> **WHAT YOU HAVE TO DO**
Return the whole text on new exchange-traded funds without changing a word.

> **DOCUMENT TEXT**

==================================================

It’s only September, and the number of new exchange-traded funds is already at an annual record—200 so far.
That means more than one ETF is being created every day, on average. New ETFs are raining down from the likes of Shark Tank star Kevin O’Leary to megabank Goldman Sachs to bond king Jeffrey Gundlach. There have now been upward of 1,000 ETFs launched this decade. That’s more than the previous two decades combined, with more than four years to go.
What’s an investor to do? How can they keep up?
Judging from the assets, they aren’t keeping up. For the most part, investors ignore new ETFs and continue to pile into older ones. All 200 new ETFs combined have a little more than $5 billion in assets, or 3 percent of the $140 billion that’s flowed into ETFs this year. All but about 20 are below one standard measure of success—accumulating $50 million in assets.
Most of these products will limp along in oblivion. Many others will probably liquidate eventually and join the more than 500 products in the ETF graveyard. A small cohort will survive and gain assets and become useful products for investors.
Below is a list of the 20 most successful new ETFs, in terms of assets. There’s no common thread tying them together except that they somehow struck a chord with investors, for a variety of reasons.

==================================================

> **RECORD EXTRACTS**
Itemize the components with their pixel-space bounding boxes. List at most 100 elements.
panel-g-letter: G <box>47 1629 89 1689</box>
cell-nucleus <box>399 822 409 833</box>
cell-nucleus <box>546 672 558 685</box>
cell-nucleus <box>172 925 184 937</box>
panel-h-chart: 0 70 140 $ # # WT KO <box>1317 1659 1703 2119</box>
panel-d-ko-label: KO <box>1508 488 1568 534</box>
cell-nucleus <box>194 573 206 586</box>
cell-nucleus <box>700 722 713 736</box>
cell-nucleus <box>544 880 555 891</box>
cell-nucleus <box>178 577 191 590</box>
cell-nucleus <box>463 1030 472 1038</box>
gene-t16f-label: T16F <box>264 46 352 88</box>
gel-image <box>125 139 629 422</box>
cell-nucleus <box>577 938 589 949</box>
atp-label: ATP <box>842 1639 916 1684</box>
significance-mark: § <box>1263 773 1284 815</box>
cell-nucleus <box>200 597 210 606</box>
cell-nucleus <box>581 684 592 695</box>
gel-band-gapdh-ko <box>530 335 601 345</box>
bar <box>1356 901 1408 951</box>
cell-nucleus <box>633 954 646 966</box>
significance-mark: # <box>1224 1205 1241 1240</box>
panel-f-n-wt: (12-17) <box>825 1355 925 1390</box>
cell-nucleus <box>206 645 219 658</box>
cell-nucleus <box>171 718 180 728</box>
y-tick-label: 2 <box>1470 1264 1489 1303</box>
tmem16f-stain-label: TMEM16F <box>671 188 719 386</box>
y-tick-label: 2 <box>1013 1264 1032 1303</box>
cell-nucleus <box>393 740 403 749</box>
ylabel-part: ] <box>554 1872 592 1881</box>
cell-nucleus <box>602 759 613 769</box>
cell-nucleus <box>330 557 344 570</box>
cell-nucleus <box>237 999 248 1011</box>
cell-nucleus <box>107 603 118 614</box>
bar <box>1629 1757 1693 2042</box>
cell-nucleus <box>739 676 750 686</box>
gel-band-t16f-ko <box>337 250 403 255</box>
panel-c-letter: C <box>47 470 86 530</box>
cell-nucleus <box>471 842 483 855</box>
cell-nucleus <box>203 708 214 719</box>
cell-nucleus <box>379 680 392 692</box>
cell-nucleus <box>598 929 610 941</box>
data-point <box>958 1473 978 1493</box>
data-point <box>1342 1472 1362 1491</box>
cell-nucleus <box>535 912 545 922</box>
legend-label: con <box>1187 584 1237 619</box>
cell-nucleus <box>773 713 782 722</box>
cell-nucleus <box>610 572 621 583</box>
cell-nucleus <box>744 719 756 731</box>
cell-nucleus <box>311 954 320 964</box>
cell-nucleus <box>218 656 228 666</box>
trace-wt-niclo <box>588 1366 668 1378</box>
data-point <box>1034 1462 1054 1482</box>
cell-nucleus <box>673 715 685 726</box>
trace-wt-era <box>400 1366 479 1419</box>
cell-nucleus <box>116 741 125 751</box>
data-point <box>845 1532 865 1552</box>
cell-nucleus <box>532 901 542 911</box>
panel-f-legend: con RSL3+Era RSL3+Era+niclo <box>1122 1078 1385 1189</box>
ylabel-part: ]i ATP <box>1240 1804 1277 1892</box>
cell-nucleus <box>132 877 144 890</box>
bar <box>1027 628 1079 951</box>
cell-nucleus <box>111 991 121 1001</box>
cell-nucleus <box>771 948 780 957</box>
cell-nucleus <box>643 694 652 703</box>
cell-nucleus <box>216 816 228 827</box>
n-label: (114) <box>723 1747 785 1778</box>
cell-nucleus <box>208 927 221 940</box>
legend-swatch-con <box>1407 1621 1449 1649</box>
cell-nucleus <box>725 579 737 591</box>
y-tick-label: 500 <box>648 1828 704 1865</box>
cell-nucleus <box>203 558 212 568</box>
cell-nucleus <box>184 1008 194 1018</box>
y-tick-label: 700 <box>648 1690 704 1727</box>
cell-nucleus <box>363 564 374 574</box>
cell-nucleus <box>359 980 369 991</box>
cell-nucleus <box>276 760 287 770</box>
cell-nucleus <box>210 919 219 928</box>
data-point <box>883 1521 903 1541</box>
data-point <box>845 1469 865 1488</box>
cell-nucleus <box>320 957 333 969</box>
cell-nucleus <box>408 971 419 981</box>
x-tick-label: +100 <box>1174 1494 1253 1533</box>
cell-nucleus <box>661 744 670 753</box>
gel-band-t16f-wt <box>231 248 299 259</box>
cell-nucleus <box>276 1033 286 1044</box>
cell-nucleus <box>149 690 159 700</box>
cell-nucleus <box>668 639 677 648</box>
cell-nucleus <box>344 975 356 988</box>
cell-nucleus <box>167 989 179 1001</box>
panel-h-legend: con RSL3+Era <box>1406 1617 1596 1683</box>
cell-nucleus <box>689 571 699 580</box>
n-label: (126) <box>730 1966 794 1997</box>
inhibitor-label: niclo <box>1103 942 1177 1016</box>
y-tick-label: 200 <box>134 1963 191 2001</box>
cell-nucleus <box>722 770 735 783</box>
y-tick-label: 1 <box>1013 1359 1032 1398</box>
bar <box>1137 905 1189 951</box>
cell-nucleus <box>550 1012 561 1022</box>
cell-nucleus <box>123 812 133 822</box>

==================================================

> **WRITTEN RESPONSE**
It’s only September, and the number of new exchange-traded funds is already at an annual record—200 so far.
That means more than one ETF is being created every day, on average. New ETFs are raining down from the likes of Shark Tank star Kevin O’Leary to megabank Goldman Sachs to bond king Jeffrey Gundlach. There have now been upward of 1,000 ETFs launched this decade. That’s more than the previous two decades combined, with more than four years to go.
What’s an investor to do? How can they keep up?
Judging from the assets, they aren’t keeping up. For the most part, investors ignore new ETFs and continue to pile into older ones. All 200 new ETFs combined have a little more than $5 billion in assets, or 3 percent of the $140 billion that’s flowed into ETFs this year. All but about 20 are below one standard measure of success—accumulating $50 million in assets.
Most of these products will limp along in oblivion. Many others will probably liquidate eventually and join the more than 500 products in the ETF graveyard. A small cohort will survive and gain assets and become useful products for investors.
Below is a list of the 20 most successful new ETFs, in terms of assets. There’s no common thread tying them together except that they somehow struck a chord with investors, for a variety of reasons.